→ Objective: Wherever a line holds the word "inicio", copy that line out.

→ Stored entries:
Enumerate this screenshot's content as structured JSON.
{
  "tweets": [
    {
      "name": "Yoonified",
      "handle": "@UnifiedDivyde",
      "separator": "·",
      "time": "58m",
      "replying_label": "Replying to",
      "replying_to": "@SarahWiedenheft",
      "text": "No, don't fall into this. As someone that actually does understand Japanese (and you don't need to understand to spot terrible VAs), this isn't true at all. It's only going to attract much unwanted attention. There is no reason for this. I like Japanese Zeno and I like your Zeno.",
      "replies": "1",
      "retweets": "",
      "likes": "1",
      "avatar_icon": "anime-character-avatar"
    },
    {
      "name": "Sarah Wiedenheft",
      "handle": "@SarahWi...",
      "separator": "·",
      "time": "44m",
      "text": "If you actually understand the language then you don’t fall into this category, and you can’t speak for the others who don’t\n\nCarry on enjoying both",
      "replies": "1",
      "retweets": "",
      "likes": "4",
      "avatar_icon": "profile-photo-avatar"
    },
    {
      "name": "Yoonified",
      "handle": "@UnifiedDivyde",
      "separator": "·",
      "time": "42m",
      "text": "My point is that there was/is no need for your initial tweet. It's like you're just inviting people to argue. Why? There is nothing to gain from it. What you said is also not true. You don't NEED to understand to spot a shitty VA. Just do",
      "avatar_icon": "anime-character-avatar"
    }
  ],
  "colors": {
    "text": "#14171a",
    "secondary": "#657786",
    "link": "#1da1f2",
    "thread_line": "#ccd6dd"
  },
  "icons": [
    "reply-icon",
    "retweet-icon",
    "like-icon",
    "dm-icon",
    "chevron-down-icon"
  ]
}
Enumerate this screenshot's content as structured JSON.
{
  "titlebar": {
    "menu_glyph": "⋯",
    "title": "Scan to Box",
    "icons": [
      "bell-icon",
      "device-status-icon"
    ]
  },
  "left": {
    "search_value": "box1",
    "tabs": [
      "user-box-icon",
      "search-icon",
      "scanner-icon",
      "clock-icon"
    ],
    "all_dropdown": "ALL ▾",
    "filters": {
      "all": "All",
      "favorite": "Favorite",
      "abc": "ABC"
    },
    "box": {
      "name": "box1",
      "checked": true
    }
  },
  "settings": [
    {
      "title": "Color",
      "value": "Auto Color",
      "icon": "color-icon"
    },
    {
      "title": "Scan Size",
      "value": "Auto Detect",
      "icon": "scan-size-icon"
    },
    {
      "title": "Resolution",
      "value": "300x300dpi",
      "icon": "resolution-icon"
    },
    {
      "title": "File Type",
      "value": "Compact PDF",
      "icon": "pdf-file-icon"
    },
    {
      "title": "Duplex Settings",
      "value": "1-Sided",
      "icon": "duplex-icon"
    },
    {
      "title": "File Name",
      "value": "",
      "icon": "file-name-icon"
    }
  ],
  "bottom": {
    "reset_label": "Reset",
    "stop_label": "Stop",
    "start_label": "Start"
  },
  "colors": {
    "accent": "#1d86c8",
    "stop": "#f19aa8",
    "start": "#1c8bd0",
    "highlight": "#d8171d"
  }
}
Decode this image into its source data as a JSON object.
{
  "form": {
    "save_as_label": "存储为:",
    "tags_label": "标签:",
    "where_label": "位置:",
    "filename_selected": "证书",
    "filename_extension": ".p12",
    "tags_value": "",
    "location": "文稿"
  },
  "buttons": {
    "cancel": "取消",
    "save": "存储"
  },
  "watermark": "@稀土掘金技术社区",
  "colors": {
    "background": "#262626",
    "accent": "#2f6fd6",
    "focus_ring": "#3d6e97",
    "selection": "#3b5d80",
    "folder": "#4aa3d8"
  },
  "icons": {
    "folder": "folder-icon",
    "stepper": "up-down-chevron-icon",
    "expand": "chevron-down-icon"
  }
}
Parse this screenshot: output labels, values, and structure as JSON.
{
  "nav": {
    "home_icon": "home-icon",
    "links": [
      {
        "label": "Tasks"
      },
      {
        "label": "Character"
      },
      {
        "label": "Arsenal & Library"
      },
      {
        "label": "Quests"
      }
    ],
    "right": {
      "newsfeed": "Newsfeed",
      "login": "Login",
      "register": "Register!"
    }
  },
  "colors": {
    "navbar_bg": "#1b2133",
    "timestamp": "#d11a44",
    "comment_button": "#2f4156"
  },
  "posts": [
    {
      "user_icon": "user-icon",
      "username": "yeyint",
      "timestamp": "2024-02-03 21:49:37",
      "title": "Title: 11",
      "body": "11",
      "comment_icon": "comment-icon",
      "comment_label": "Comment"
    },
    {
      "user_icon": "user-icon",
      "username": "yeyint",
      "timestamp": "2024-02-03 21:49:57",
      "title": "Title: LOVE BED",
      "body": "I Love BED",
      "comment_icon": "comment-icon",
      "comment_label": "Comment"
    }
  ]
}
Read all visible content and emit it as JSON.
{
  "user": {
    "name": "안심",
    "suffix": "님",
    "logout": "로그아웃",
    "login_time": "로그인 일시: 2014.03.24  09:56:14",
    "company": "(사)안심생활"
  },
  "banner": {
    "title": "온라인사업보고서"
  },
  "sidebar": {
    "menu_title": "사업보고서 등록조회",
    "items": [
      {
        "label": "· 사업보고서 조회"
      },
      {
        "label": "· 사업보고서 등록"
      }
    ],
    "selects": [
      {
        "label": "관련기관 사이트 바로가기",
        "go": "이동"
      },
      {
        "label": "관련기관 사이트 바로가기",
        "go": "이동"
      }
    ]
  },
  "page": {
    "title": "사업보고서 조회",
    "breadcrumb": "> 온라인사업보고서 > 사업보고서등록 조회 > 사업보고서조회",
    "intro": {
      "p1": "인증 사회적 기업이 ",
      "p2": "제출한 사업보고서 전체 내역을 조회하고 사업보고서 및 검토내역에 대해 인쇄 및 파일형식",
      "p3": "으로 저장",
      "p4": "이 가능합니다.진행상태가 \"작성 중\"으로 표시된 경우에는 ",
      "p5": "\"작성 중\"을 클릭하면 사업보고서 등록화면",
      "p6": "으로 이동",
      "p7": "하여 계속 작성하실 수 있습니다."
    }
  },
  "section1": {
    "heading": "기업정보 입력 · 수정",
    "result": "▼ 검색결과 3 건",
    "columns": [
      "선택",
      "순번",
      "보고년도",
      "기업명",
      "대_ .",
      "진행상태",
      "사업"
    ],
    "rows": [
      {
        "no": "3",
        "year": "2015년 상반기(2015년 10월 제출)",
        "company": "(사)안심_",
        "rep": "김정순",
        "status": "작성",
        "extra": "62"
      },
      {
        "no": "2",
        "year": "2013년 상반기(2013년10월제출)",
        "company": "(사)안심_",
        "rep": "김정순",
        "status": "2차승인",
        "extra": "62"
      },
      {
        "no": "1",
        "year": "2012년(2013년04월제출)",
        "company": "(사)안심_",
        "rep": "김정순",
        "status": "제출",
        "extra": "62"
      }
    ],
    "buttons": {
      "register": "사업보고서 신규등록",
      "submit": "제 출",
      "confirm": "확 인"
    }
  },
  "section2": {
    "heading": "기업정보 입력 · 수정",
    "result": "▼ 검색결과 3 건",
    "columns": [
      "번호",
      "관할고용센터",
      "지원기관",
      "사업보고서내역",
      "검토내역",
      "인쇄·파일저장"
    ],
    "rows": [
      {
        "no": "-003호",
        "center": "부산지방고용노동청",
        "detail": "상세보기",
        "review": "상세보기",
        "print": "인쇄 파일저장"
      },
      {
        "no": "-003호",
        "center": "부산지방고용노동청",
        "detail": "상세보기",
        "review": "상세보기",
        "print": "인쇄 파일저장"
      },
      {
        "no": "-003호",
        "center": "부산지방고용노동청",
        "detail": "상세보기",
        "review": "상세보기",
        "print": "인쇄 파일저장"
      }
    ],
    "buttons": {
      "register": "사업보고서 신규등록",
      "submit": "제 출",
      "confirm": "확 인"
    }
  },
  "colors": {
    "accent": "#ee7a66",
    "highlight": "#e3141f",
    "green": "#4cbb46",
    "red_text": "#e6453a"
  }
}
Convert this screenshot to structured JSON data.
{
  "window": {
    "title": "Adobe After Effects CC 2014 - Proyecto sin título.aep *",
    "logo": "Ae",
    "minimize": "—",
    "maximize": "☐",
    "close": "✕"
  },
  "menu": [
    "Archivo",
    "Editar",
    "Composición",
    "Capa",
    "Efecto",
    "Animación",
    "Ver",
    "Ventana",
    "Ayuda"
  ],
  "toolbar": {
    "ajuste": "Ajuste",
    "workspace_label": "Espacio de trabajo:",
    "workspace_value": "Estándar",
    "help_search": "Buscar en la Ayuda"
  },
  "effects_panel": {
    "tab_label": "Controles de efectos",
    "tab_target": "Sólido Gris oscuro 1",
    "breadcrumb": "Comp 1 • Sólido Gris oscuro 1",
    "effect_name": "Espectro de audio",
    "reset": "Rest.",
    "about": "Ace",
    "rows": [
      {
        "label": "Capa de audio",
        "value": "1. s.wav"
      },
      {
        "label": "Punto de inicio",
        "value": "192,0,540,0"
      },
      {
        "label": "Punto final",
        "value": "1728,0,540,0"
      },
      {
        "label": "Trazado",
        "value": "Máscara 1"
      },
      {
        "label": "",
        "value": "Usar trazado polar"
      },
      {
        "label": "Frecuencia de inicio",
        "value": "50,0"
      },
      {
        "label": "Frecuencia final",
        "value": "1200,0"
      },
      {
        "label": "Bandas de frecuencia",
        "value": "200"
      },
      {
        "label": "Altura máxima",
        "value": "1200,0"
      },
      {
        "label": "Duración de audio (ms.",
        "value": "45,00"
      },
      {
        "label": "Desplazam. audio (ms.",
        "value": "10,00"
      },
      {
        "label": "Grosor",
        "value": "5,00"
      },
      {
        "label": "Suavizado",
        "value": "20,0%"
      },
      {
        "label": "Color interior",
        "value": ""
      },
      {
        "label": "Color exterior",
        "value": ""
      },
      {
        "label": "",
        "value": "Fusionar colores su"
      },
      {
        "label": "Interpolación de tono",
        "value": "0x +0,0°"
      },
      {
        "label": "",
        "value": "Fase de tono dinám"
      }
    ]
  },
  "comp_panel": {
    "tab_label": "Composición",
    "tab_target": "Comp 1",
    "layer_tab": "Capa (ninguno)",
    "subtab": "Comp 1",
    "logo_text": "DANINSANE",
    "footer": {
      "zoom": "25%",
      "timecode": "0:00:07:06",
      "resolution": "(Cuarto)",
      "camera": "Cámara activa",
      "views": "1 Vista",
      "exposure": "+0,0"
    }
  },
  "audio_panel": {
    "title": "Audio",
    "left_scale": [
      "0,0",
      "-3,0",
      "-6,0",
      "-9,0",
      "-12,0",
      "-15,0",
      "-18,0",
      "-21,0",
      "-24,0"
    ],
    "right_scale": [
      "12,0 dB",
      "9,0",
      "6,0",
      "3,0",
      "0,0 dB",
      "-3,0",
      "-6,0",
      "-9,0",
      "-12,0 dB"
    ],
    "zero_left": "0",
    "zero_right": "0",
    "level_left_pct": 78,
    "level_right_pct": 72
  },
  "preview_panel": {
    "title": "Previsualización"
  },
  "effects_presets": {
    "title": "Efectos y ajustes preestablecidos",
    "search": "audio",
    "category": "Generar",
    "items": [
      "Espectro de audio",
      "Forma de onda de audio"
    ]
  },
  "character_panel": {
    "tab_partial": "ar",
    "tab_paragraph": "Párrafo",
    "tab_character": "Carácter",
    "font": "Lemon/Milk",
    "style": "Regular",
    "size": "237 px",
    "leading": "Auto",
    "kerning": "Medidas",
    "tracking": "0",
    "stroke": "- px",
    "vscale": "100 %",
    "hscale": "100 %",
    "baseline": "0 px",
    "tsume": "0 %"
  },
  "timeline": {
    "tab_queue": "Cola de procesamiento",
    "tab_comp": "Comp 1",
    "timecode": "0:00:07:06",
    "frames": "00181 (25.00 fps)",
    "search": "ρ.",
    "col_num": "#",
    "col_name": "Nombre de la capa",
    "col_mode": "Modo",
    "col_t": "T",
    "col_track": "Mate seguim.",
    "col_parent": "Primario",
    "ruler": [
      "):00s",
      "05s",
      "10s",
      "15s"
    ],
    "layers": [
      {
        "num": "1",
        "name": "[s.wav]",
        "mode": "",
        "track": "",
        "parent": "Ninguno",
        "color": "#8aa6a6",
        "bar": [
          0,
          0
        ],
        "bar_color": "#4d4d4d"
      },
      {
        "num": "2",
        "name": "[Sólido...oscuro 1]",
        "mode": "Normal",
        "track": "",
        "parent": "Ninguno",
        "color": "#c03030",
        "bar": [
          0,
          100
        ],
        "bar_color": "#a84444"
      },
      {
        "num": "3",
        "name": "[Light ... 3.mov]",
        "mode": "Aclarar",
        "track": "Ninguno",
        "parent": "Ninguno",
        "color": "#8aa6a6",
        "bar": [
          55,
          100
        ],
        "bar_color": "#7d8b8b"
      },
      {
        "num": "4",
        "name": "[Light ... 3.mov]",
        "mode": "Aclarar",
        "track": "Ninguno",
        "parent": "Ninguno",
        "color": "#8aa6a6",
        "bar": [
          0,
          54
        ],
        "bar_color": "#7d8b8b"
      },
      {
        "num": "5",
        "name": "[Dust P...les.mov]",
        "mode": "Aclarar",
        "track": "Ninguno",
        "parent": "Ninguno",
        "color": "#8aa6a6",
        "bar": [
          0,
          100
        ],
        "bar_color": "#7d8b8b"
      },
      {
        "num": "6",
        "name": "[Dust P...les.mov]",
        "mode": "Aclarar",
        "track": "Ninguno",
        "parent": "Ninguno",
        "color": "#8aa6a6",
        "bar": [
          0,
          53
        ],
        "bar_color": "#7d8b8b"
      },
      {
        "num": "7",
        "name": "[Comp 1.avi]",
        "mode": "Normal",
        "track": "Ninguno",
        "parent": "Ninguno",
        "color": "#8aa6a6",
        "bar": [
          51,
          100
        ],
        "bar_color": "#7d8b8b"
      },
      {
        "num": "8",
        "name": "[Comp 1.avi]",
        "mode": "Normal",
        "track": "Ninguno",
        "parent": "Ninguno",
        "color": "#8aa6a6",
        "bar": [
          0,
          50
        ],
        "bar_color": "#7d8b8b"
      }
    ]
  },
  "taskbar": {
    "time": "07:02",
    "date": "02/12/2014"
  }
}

→ Answer in full:
        "label": "Punto de inicio",
        "label": "Frecuencia de inicio",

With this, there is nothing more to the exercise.